→ REQUIRED TASK
Find the string "screenshot" in the data, then copy every line where it is found.

# DATA SUPPLIED start

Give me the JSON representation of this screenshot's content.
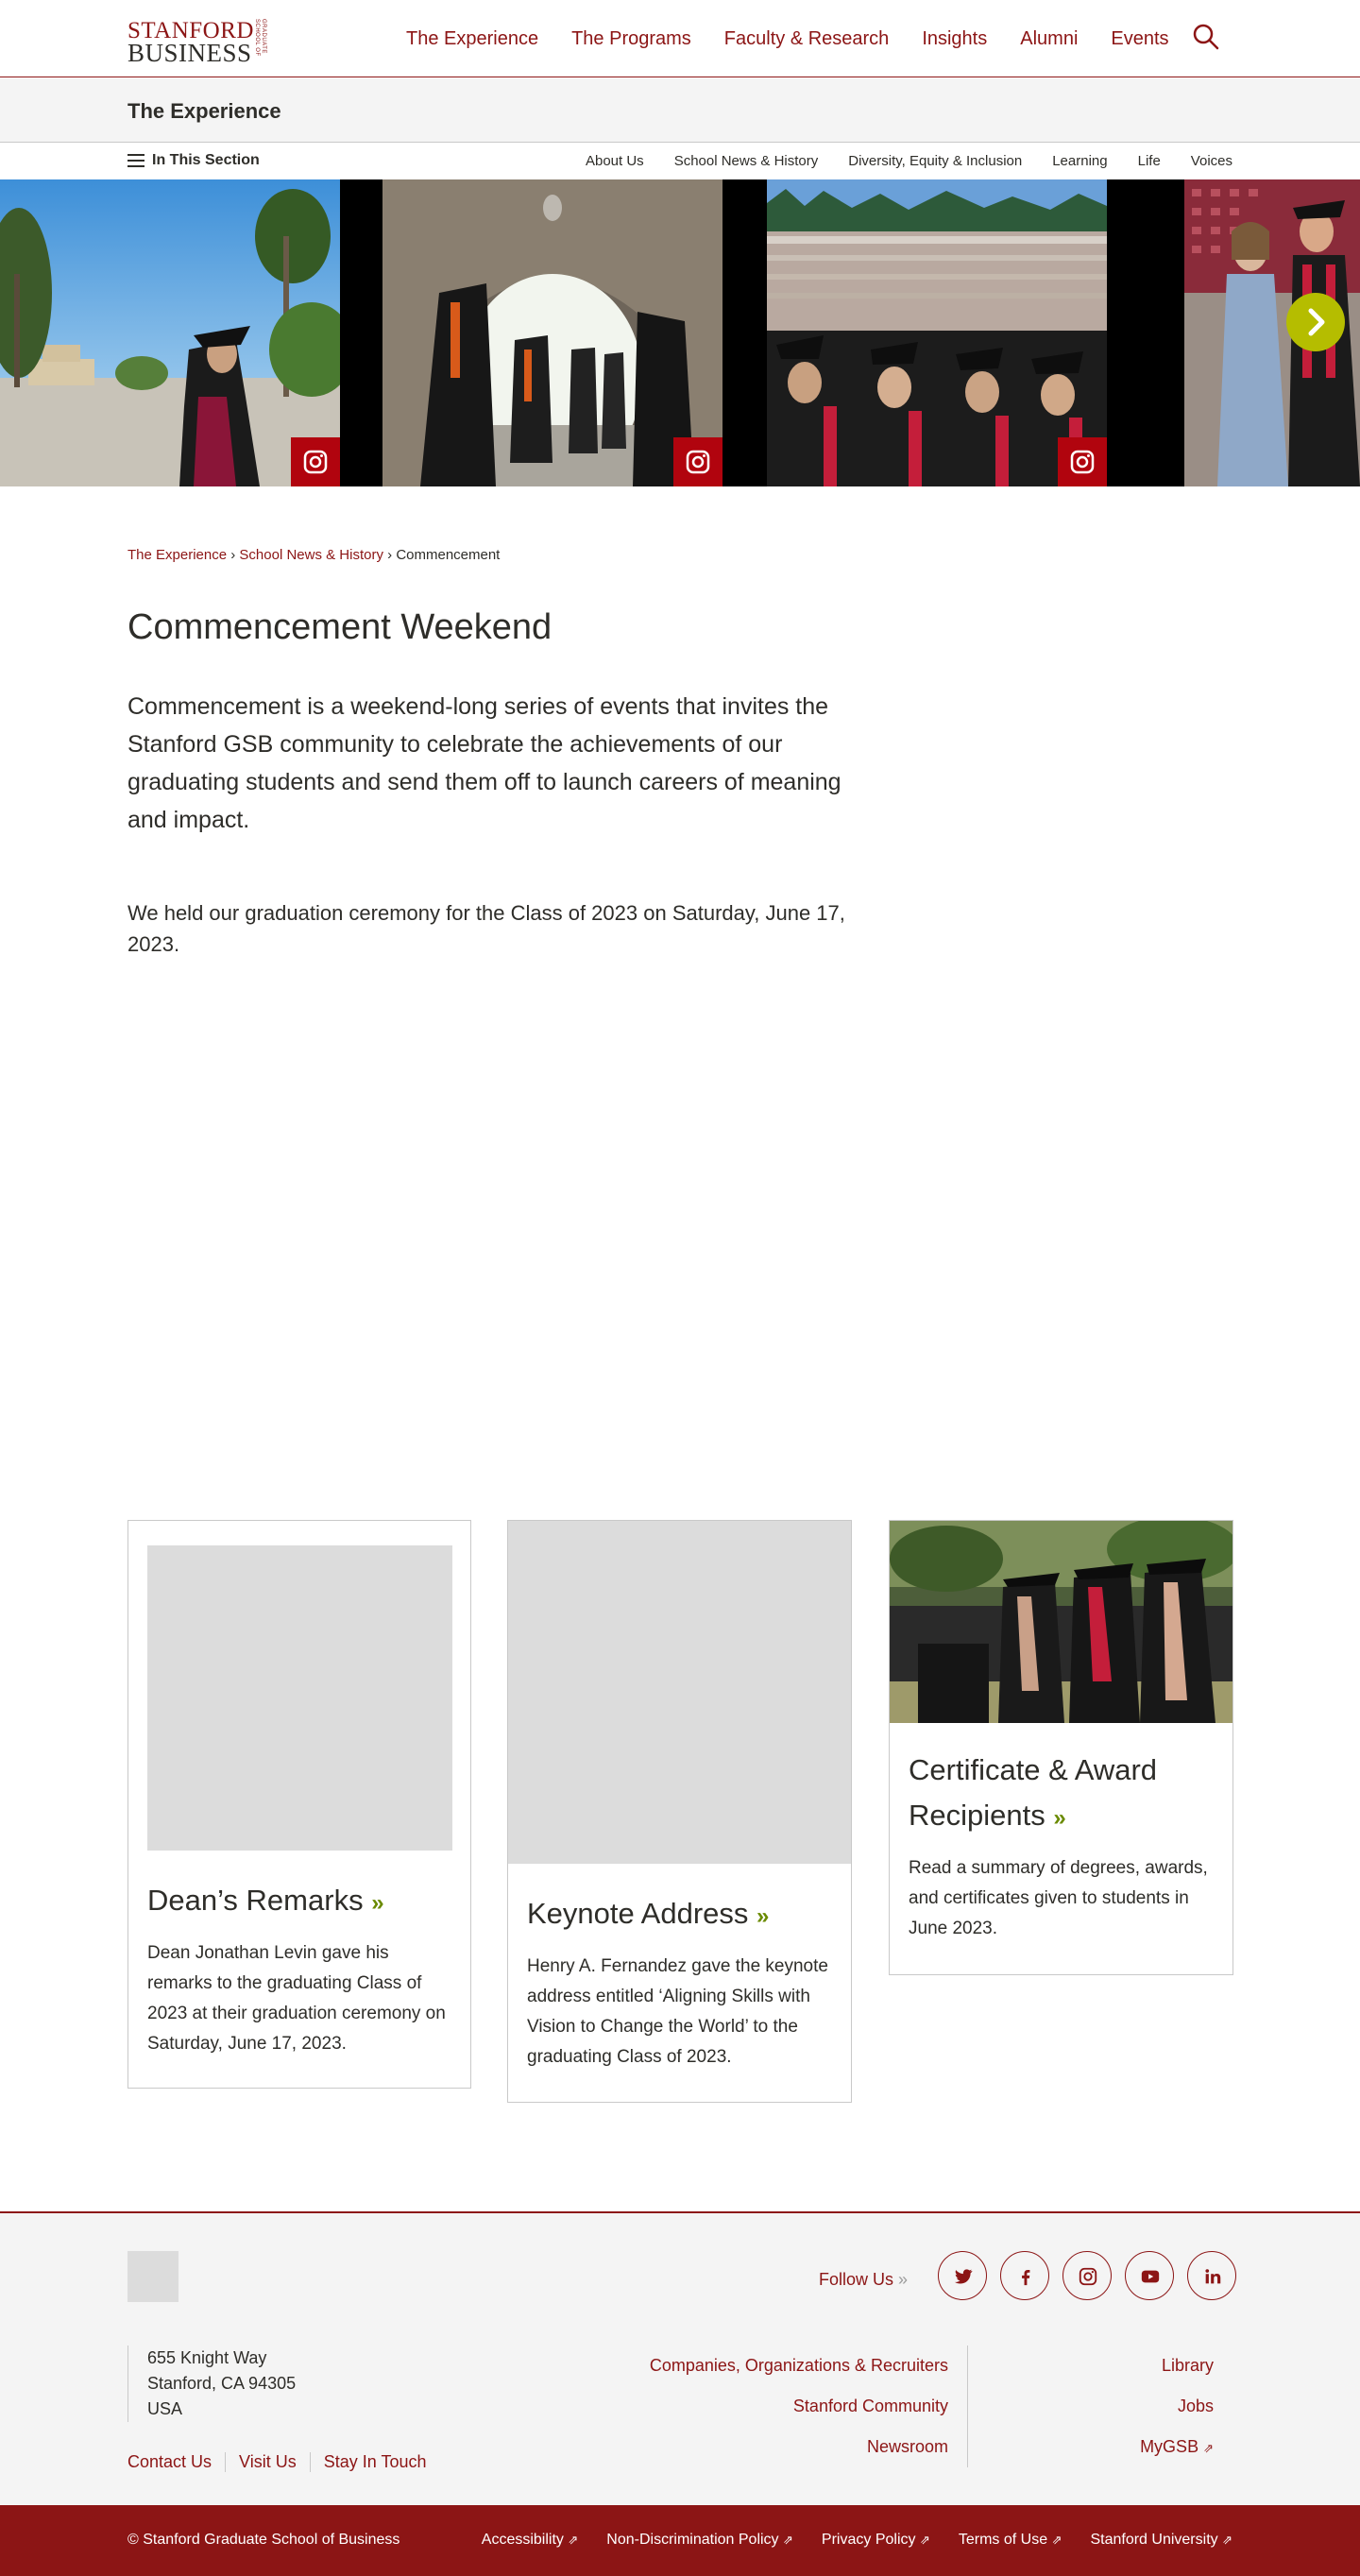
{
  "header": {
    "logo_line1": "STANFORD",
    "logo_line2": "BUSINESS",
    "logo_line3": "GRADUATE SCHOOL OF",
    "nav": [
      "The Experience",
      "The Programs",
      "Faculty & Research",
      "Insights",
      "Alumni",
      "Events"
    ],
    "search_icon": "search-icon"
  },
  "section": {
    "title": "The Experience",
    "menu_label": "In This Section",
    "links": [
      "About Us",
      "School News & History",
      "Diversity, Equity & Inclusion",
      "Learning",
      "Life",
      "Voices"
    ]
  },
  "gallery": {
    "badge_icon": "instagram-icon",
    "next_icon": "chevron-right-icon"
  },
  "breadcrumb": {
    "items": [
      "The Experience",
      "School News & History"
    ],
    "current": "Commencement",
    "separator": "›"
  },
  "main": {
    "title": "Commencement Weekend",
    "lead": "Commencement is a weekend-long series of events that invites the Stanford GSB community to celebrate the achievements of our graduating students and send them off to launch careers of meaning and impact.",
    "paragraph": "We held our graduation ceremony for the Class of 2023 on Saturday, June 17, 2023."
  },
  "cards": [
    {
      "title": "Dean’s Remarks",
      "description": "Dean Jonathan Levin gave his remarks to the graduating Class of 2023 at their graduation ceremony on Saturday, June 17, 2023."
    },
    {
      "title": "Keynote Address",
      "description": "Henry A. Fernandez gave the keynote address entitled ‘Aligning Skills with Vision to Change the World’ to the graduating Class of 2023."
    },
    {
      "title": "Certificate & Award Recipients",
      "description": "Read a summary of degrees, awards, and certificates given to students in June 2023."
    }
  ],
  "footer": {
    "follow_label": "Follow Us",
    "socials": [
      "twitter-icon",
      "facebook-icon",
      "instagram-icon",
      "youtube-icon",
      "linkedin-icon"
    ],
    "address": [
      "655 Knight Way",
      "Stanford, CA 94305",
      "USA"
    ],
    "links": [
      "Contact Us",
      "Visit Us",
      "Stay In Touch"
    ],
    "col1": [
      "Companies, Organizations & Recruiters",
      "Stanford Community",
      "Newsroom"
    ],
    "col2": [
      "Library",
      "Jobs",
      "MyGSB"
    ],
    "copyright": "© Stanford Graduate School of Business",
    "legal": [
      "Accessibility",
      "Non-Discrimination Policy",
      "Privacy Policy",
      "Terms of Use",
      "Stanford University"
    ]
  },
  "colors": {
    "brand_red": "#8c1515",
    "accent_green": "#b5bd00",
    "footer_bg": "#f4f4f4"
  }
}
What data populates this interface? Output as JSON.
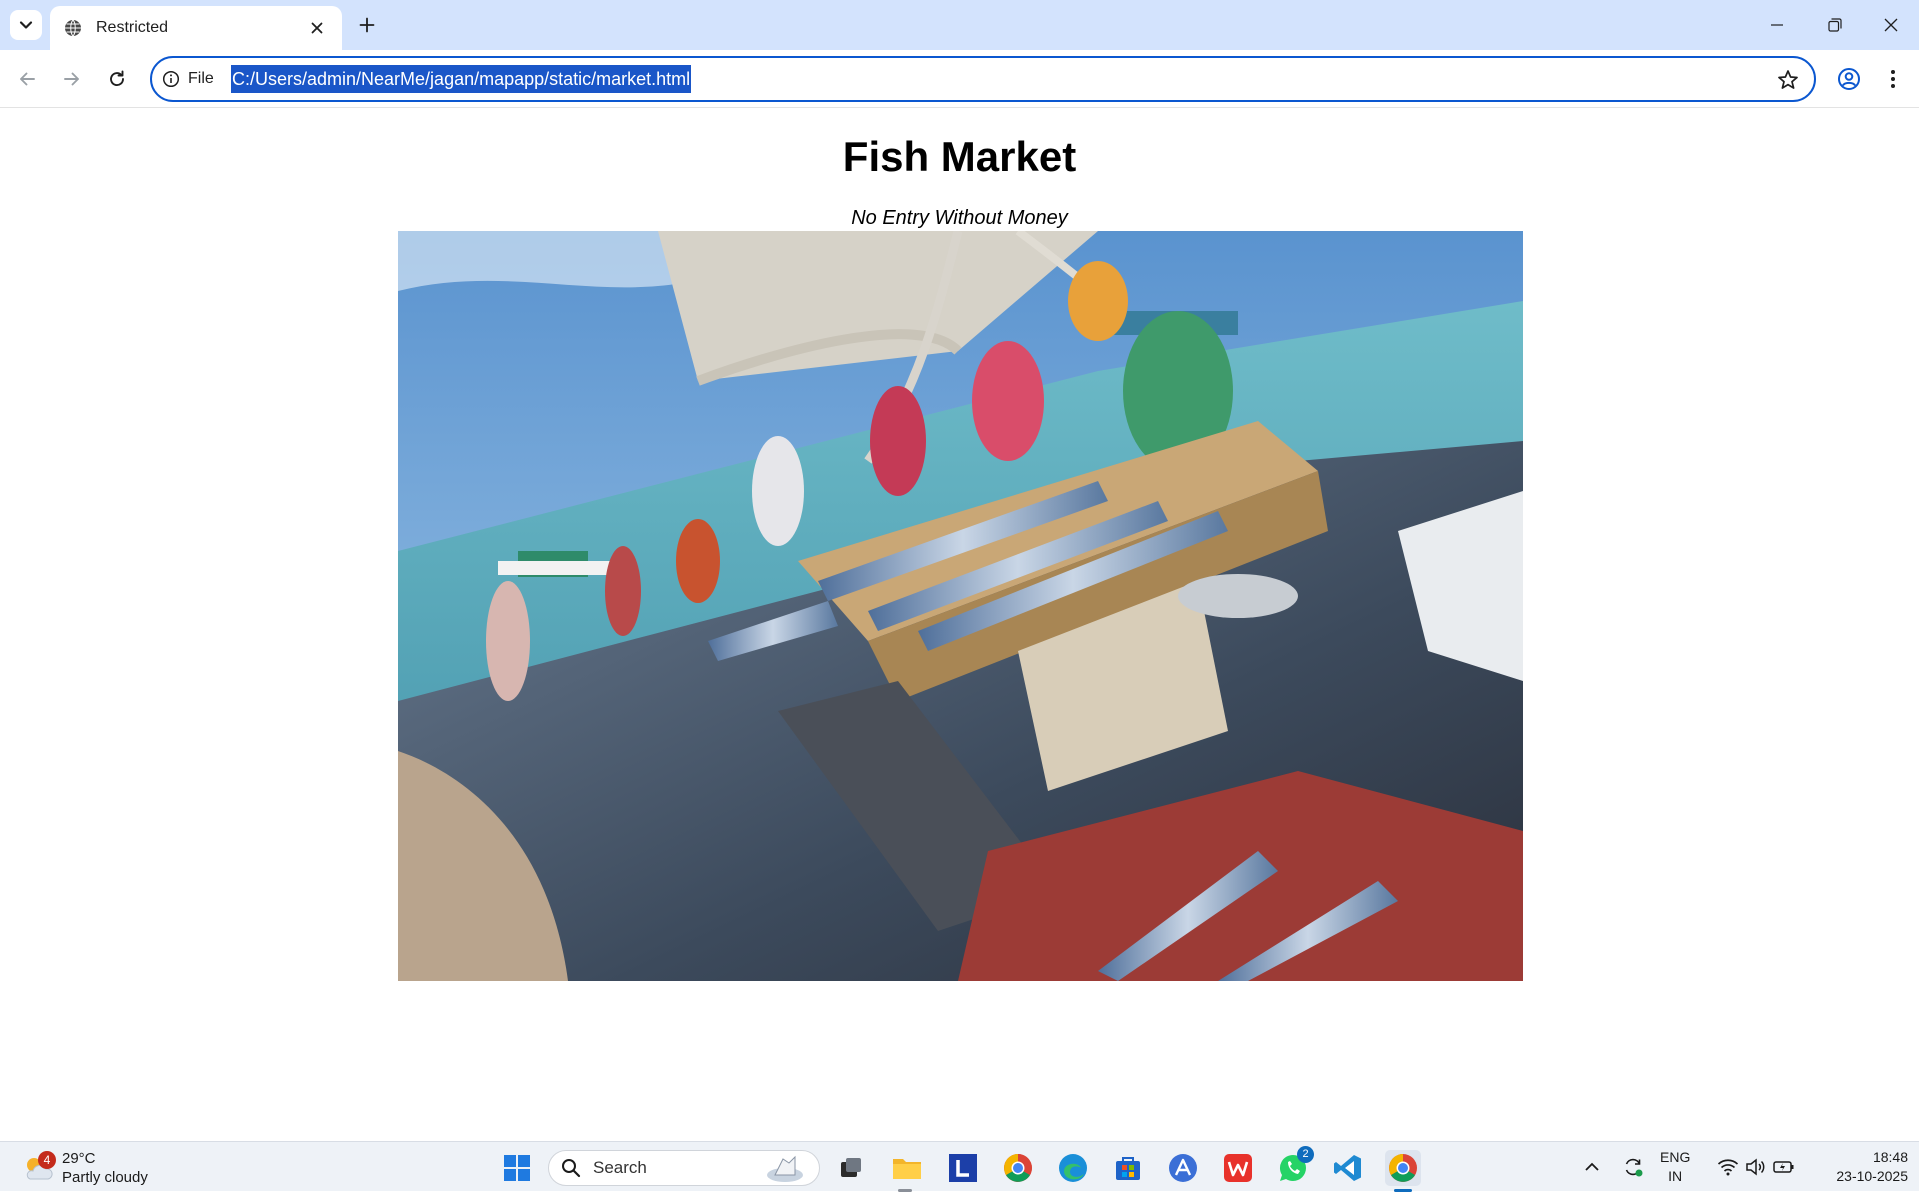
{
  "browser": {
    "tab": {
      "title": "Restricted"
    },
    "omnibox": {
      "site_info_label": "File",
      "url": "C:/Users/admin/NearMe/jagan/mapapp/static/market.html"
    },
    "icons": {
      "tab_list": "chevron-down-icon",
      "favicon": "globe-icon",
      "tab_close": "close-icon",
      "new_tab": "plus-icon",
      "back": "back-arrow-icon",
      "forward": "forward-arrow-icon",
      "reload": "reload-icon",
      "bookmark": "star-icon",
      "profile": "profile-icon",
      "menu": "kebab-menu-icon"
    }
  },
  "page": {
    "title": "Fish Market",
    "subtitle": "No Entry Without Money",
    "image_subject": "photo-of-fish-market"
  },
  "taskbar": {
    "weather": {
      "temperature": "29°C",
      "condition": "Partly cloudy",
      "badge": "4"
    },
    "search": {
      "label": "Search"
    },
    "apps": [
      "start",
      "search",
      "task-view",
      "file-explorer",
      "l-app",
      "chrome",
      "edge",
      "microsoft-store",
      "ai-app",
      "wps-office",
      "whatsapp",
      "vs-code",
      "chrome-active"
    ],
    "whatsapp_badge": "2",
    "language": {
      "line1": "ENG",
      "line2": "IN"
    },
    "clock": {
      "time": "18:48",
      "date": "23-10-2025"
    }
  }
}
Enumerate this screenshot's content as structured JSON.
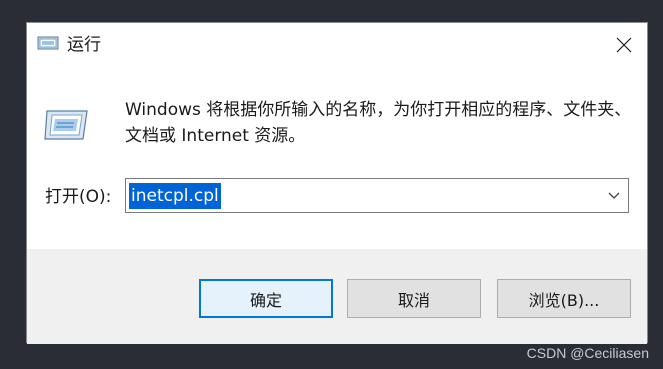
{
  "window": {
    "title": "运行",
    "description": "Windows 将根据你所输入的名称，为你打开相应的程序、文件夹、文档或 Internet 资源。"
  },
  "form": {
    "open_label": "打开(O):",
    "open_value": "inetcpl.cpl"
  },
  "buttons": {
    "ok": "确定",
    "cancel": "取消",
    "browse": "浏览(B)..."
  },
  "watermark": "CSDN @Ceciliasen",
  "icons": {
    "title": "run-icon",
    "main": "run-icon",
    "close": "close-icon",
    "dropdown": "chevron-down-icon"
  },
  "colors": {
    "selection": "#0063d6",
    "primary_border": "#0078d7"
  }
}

# DATA SUPPLIED end

→ WORKED ANSWER
Give me the JSON representation of this screenshot's content.
Enumerate this screenshot's content as structured JSON.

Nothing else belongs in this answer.